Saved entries
◆ ◆ ◆ ◆ ◆

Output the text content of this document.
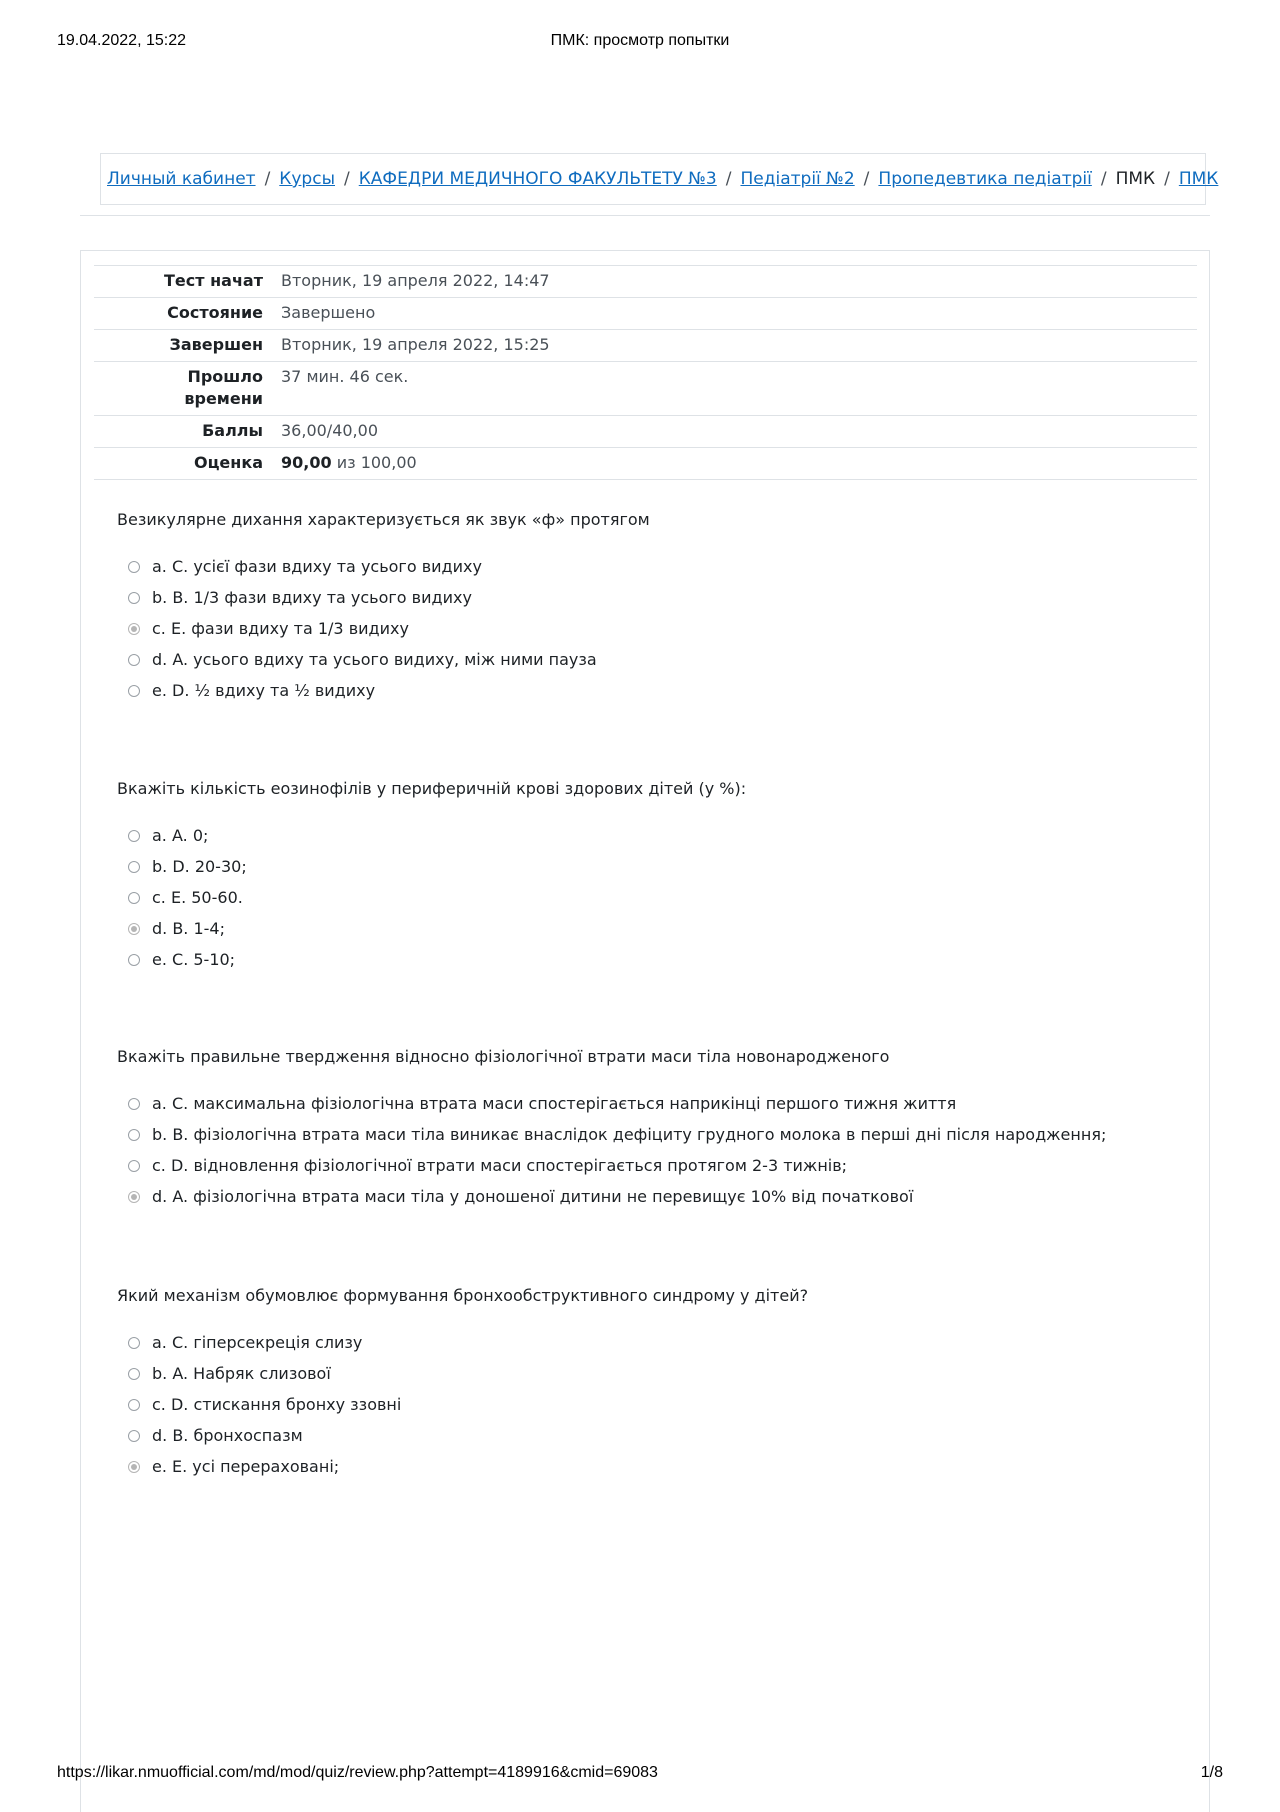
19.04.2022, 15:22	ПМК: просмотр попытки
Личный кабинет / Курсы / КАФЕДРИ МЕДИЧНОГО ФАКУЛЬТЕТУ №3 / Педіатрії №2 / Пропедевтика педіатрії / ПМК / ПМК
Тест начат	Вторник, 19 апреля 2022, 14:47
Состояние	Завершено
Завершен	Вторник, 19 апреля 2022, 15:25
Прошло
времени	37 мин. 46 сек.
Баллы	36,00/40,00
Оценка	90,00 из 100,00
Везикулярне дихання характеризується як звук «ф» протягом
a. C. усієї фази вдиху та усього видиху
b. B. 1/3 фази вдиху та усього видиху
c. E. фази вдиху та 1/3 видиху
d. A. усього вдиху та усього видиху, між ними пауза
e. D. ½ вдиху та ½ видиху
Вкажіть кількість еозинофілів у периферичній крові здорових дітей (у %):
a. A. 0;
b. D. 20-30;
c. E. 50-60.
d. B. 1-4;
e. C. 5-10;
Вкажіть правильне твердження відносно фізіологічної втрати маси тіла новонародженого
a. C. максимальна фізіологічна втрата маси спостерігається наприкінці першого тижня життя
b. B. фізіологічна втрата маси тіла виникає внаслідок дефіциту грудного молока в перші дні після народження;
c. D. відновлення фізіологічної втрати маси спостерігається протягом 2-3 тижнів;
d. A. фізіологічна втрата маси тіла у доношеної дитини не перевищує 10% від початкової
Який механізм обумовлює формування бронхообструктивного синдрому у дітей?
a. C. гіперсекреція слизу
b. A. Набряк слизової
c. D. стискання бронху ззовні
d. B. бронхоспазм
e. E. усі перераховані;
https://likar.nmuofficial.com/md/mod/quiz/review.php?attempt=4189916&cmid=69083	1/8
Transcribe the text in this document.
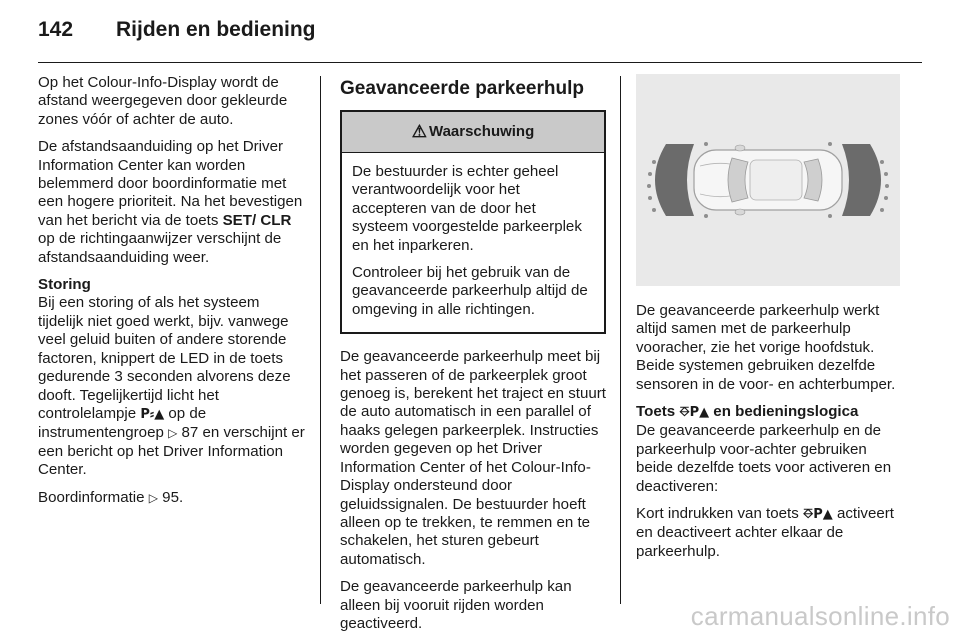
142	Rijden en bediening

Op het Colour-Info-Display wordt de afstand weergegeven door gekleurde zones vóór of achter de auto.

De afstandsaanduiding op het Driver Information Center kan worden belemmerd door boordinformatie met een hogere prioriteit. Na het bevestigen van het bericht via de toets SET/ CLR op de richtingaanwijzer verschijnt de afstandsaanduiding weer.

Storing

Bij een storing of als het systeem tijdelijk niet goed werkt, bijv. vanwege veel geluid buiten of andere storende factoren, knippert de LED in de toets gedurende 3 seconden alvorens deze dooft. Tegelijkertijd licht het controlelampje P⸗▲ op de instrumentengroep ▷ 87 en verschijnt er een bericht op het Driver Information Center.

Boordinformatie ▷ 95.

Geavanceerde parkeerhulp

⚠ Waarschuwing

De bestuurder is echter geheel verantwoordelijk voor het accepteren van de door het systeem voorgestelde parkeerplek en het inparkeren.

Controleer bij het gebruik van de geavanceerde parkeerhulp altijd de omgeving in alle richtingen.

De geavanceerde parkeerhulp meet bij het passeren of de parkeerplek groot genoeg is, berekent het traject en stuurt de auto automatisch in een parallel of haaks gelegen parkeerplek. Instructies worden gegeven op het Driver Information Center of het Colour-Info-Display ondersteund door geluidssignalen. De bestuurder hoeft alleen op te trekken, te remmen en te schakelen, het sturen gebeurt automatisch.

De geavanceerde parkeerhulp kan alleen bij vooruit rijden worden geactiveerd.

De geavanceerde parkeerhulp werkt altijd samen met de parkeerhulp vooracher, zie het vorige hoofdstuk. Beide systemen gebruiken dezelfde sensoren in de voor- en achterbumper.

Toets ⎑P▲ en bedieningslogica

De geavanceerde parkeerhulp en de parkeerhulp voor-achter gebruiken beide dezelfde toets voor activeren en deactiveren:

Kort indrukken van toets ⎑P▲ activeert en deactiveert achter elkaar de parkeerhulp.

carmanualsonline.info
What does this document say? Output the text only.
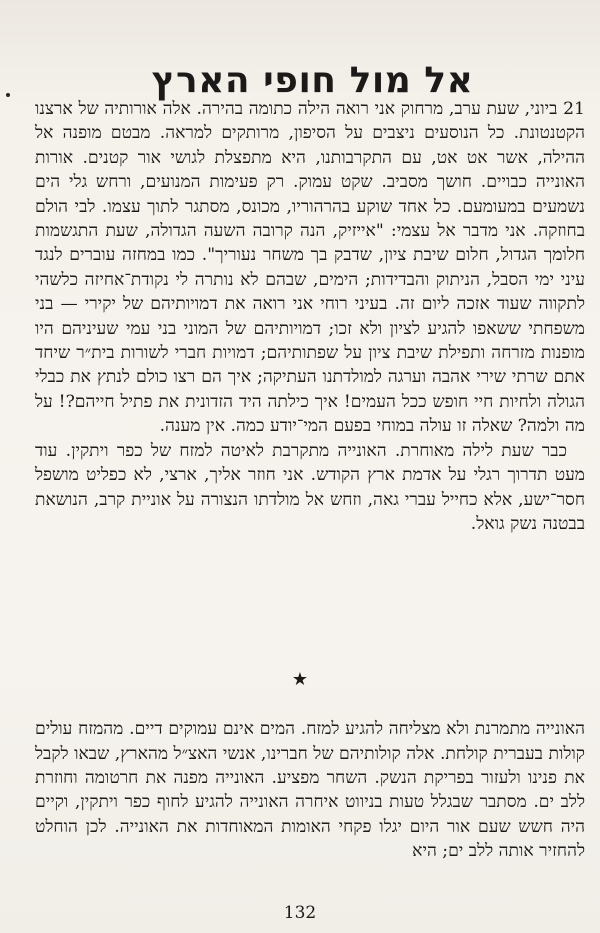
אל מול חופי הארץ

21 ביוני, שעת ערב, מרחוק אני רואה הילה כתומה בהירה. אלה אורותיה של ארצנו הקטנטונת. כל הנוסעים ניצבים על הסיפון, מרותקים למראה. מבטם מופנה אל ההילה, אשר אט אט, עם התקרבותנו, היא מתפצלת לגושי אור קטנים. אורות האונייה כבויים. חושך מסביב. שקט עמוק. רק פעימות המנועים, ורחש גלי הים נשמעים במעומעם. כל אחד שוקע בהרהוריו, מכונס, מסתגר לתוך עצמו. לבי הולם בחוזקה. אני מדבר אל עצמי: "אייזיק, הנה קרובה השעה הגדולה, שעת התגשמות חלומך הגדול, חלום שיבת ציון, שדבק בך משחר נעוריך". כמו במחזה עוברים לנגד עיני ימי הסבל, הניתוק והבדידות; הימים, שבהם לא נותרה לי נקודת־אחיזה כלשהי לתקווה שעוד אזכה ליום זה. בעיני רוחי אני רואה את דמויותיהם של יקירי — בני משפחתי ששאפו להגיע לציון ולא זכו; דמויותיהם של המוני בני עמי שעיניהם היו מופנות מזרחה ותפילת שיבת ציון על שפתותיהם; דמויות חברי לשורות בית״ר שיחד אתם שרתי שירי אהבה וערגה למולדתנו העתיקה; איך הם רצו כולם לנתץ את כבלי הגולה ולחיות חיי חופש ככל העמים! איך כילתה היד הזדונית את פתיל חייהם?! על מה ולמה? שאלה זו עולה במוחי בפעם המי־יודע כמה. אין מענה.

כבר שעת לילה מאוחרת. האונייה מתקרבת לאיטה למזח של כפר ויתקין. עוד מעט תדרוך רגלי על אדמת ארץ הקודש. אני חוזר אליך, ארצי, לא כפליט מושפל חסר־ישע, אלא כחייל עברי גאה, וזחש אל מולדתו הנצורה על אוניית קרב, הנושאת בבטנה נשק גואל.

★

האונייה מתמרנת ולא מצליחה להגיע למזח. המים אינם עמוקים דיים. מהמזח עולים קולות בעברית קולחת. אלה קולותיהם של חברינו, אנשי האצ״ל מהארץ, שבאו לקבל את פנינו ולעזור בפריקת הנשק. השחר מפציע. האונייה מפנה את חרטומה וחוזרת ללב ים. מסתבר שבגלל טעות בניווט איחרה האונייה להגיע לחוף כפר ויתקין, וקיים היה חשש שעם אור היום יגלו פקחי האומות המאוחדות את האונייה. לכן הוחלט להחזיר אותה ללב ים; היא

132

◆ ◆ ◆ ◆ ◆

Exercise task: Using the listing above, locate the lines that hold "dezelfde" and copy each one.

The completed task:
De geavanceerde parkeerhulp werkt altijd samen met de parkeerhulp vooracher, zie het vorige hoofdstuk. Beide systemen gebruiken dezelfde sensoren in de voor- en achterbumper.
De geavanceerde parkeerhulp en de parkeerhulp voor-achter gebruiken beide dezelfde toets voor activeren en deactiveren:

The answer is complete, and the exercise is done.